(YOUR INSTRUCTIONS): Set the listing down again in full, word for word, with the pictures left out.

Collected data
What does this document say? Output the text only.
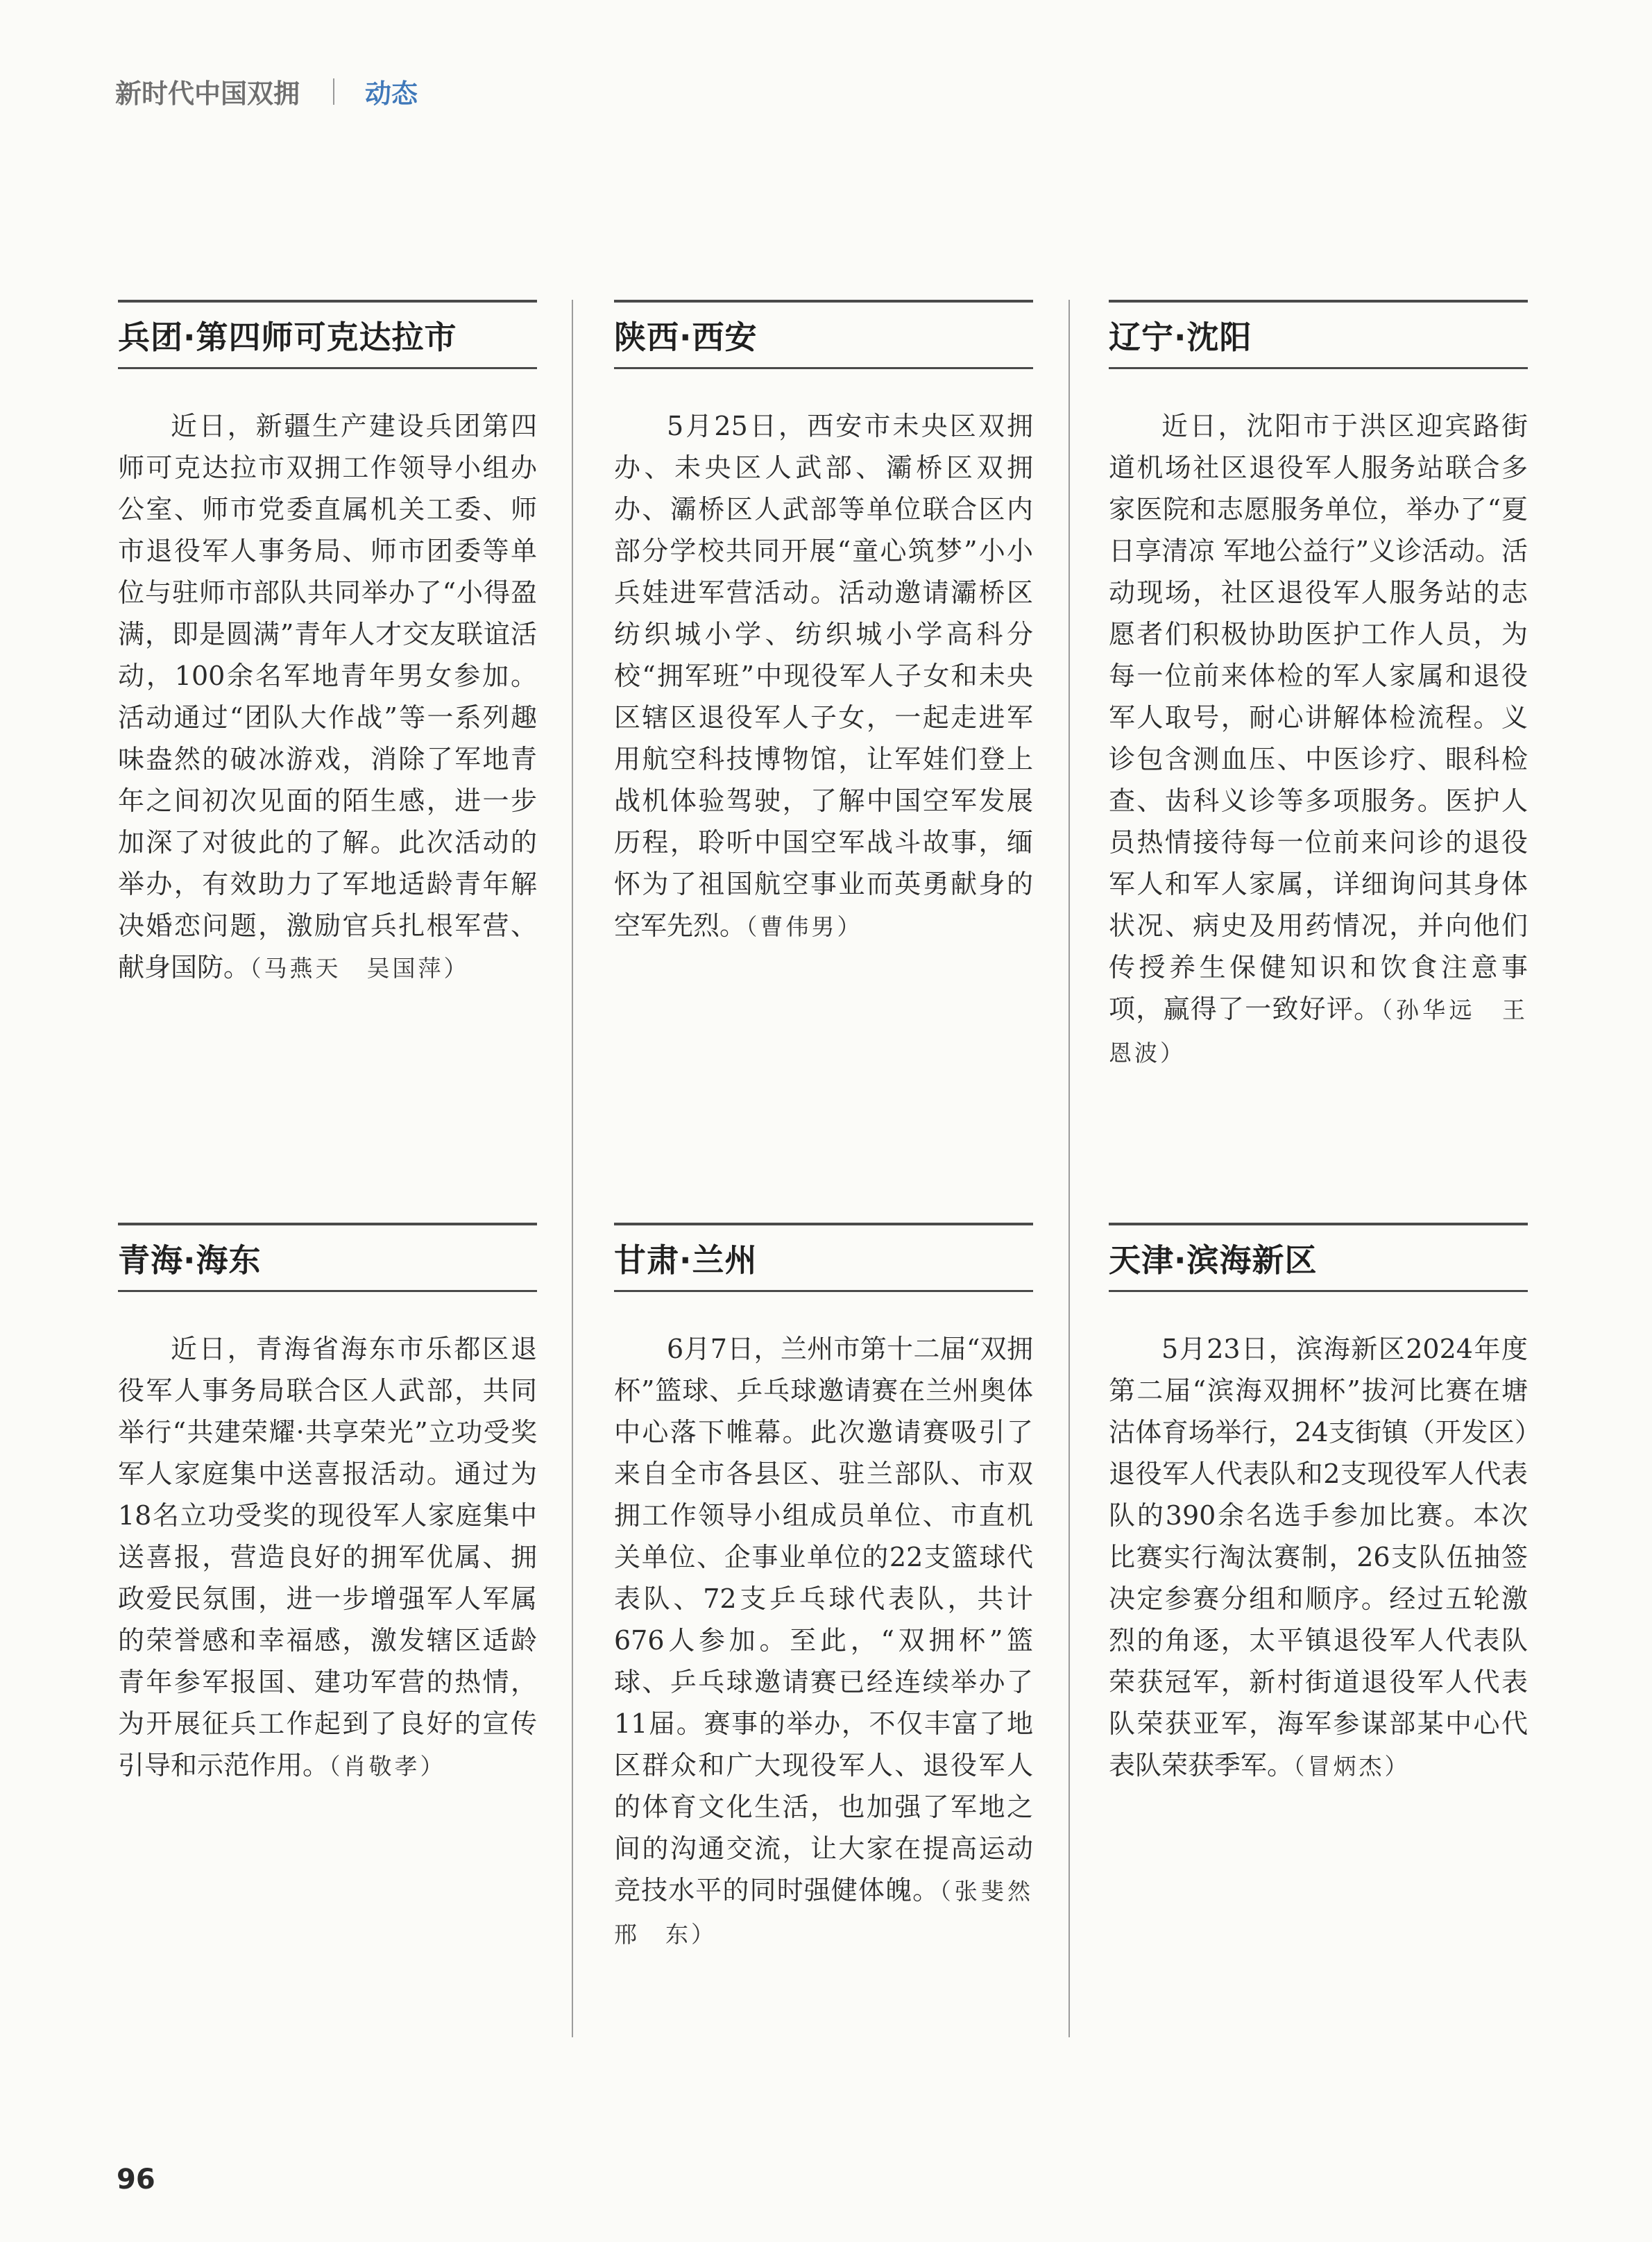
新时代中国双拥 动态
兵团·第四师可克达拉市

近日，新疆生产建设兵团第四师可克达拉市双拥工作领导小组办公室、师市党委直属机关工委、师市退役军人事务局、师市团委等单位与驻师市部队共同举办了“小得盈满，即是圆满”青年人才交友联谊活动，100余名军地青年男女参加。活动通过“团队大作战”等一系列趣味盎然的破冰游戏，消除了军地青年之间初次见面的陌生感，进一步加深了对彼此的了解。此次活动的举办，有效助力了军地适龄青年解决婚恋问题，激励官兵扎根军营、献身国防。（马燕天　吴国萍）

陕西·西安

5月25日，西安市未央区双拥办、未央区人武部、灞桥区双拥办、灞桥区人武部等单位联合区内部分学校共同开展“童心筑梦”小小兵娃进军营活动。活动邀请灞桥区纺织城小学、纺织城小学高科分校“拥军班”中现役军人子女和未央区辖区退役军人子女，一起走进军用航空科技博物馆，让军娃们登上战机体验驾驶，了解中国空军发展历程，聆听中国空军战斗故事，缅怀为了祖国航空事业而英勇献身的空军先烈。（曹伟男）

辽宁·沈阳

近日，沈阳市于洪区迎宾路街道机场社区退役军人服务站联合多家医院和志愿服务单位，举办了“夏日享清凉 军地公益行”义诊活动。活动现场，社区退役军人服务站的志愿者们积极协助医护工作人员，为每一位前来体检的军人家属和退役军人取号，耐心讲解体检流程。义诊包含测血压、中医诊疗、眼科检查、齿科义诊等多项服务。医护人员热情接待每一位前来问诊的退役军人和军人家属，详细询问其身体状况、病史及用药情况，并向他们传授养生保健知识和饮食注意事项，赢得了一致好评。（孙华远　王恩波）

青海·海东

近日，青海省海东市乐都区退役军人事务局联合区人武部，共同举行“共建荣耀·共享荣光”立功受奖军人家庭集中送喜报活动。通过为18名立功受奖的现役军人家庭集中送喜报，营造良好的拥军优属、拥政爱民氛围，进一步增强军人军属的荣誉感和幸福感，激发辖区适龄青年参军报国、建功军营的热情，为开展征兵工作起到了良好的宣传引导和示范作用。（肖敬孝）

甘肃·兰州

6月7日，兰州市第十二届“双拥杯”篮球、乒乓球邀请赛在兰州奥体中心落下帷幕。此次邀请赛吸引了来自全市各县区、驻兰部队、市双拥工作领导小组成员单位、市直机关单位、企事业单位的22支篮球代表队、72支乒乓球代表队，共计676人参加。至此，“双拥杯”篮球、乒乓球邀请赛已经连续举办了11届。赛事的举办，不仅丰富了地区群众和广大现役军人、退役军人的体育文化生活，也加强了军地之间的沟通交流，让大家在提高运动竞技水平的同时强健体魄。（张斐然　邢　东）

天津·滨海新区

5月23日，滨海新区2024年度第二届“滨海双拥杯”拔河比赛在塘沽体育场举行，24支街镇（开发区）退役军人代表队和2支现役军人代表队的390余名选手参加比赛。本次比赛实行淘汰赛制，26支队伍抽签决定参赛分组和顺序。经过五轮激烈的角逐，太平镇退役军人代表队荣获冠军，新村街道退役军人代表队荣获亚军，海军参谋部某中心代表队荣获季军。（冒炳杰）

96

(REPLY):
What does this document say? Output the text only.
新时代中国双拥 动态
兵团·第四师可克达拉市

近日，新疆生产建设兵团第四师可克达拉市双拥工作领导小组办公室、师市党委直属机关工委、师市退役军人事务局、师市团委等单位与驻师市部队共同举办了“小得盈满，即是圆满”青年人才交友联谊活动，100余名军地青年男女参加。活动通过“团队大作战”等一系列趣味盎然的破冰游戏，消除了军地青年之间初次见面的陌生感，进一步加深了对彼此的了解。此次活动的举办，有效助力了军地适龄青年解决婚恋问题，激励官兵扎根军营、献身国防。（马燕天　吴国萍）

陕西·西安

5月25日，西安市未央区双拥办、未央区人武部、灞桥区双拥办、灞桥区人武部等单位联合区内部分学校共同开展“童心筑梦”小小兵娃进军营活动。活动邀请灞桥区纺织城小学、纺织城小学高科分校“拥军班”中现役军人子女和未央区辖区退役军人子女，一起走进军用航空科技博物馆，让军娃们登上战机体验驾驶，了解中国空军发展历程，聆听中国空军战斗故事，缅怀为了祖国航空事业而英勇献身的空军先烈。（曹伟男）

辽宁·沈阳

近日，沈阳市于洪区迎宾路街道机场社区退役军人服务站联合多家医院和志愿服务单位，举办了“夏日享清凉 军地公益行”义诊活动。活动现场，社区退役军人服务站的志愿者们积极协助医护工作人员，为每一位前来体检的军人家属和退役军人取号，耐心讲解体检流程。义诊包含测血压、中医诊疗、眼科检查、齿科义诊等多项服务。医护人员热情接待每一位前来问诊的退役军人和军人家属，详细询问其身体状况、病史及用药情况，并向他们传授养生保健知识和饮食注意事项，赢得了一致好评。（孙华远　王恩波）

青海·海东

近日，青海省海东市乐都区退役军人事务局联合区人武部，共同举行“共建荣耀·共享荣光”立功受奖军人家庭集中送喜报活动。通过为18名立功受奖的现役军人家庭集中送喜报，营造良好的拥军优属、拥政爱民氛围，进一步增强军人军属的荣誉感和幸福感，激发辖区适龄青年参军报国、建功军营的热情，为开展征兵工作起到了良好的宣传引导和示范作用。（肖敬孝）

甘肃·兰州

6月7日，兰州市第十二届“双拥杯”篮球、乒乓球邀请赛在兰州奥体中心落下帷幕。此次邀请赛吸引了来自全市各县区、驻兰部队、市双拥工作领导小组成员单位、市直机关单位、企事业单位的22支篮球代表队、72支乒乓球代表队，共计676人参加。至此，“双拥杯”篮球、乒乓球邀请赛已经连续举办了11届。赛事的举办，不仅丰富了地区群众和广大现役军人、退役军人的体育文化生活，也加强了军地之间的沟通交流，让大家在提高运动竞技水平的同时强健体魄。（张斐然　邢　东）

天津·滨海新区

5月23日，滨海新区2024年度第二届“滨海双拥杯”拔河比赛在塘沽体育场举行，24支街镇（开发区）退役军人代表队和2支现役军人代表队的390余名选手参加比赛。本次比赛实行淘汰赛制，26支队伍抽签决定参赛分组和顺序。经过五轮激烈的角逐，太平镇退役军人代表队荣获冠军，新村街道退役军人代表队荣获亚军，海军参谋部某中心代表队荣获季军。（冒炳杰）

96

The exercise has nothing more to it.